• **Records for the exercise**

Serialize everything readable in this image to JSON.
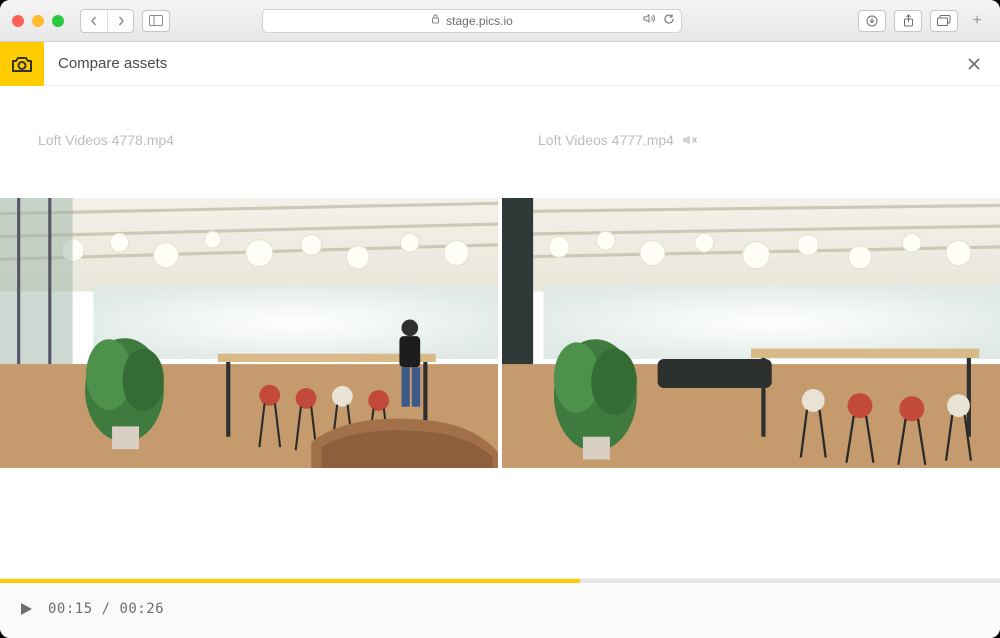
{
  "browser": {
    "url_host": "stage.pics.io"
  },
  "header": {
    "title": "Compare assets"
  },
  "assets": {
    "left": {
      "filename": "Loft Videos 4778.mp4"
    },
    "right": {
      "filename": "Loft Videos 4777.mp4",
      "muted": true
    }
  },
  "player": {
    "current_time": "00:15",
    "duration": "00:26",
    "progress_percent": 58,
    "playing": false
  },
  "colors": {
    "accent": "#ffcc00"
  }
}
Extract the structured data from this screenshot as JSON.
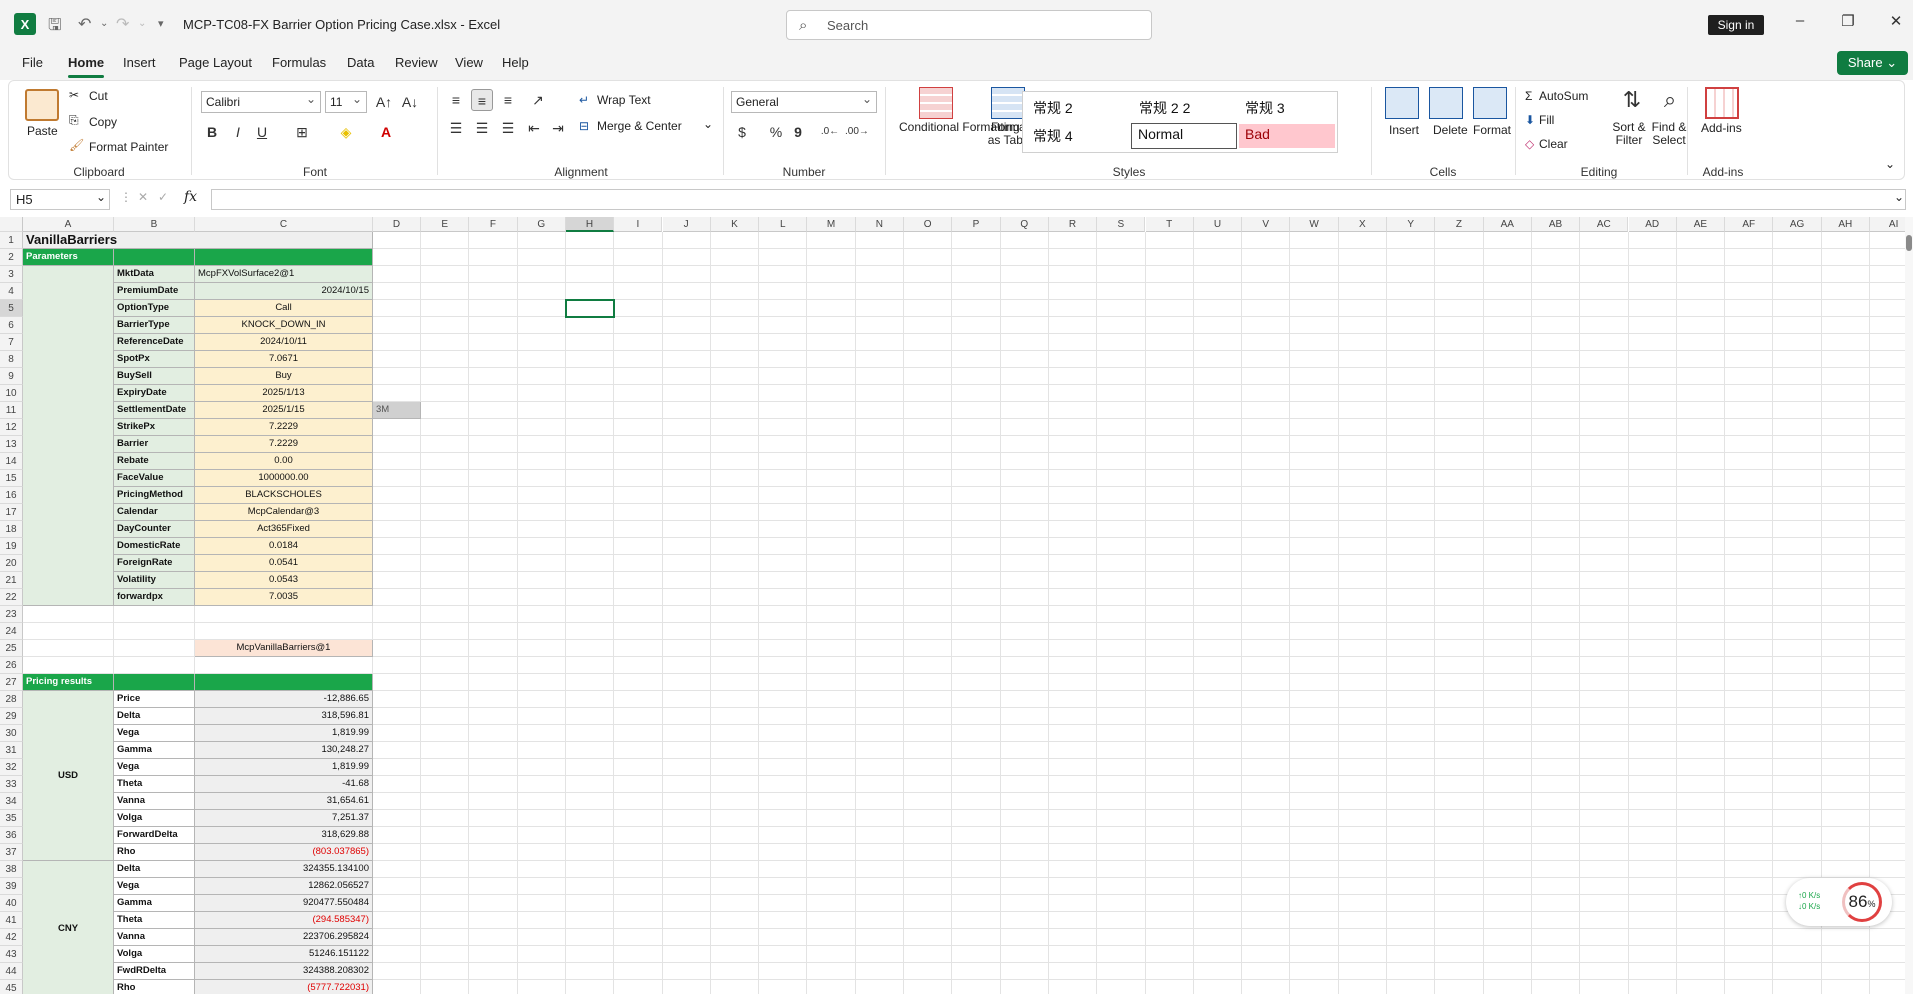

• **Aim**
Leaving out the pictures, repeat the data above exactly.

• **Full answer**
Serialize everything readable in this image to JSON.
{
  "browser": {
    "url_host": "stage.pics.io"
  },
  "header": {
    "title": "Compare assets"
  },
  "assets": {
    "left": {
      "filename": "Loft Videos 4778.mp4"
    },
    "right": {
      "filename": "Loft Videos 4777.mp4",
      "muted": true
    }
  },
  "player": {
    "current_time": "00:15",
    "duration": "00:26",
    "progress_percent": 58,
    "playing": false
  },
  "colors": {
    "accent": "#ffcc00"
  }
}
Extract the structured data from this screenshot as JSON.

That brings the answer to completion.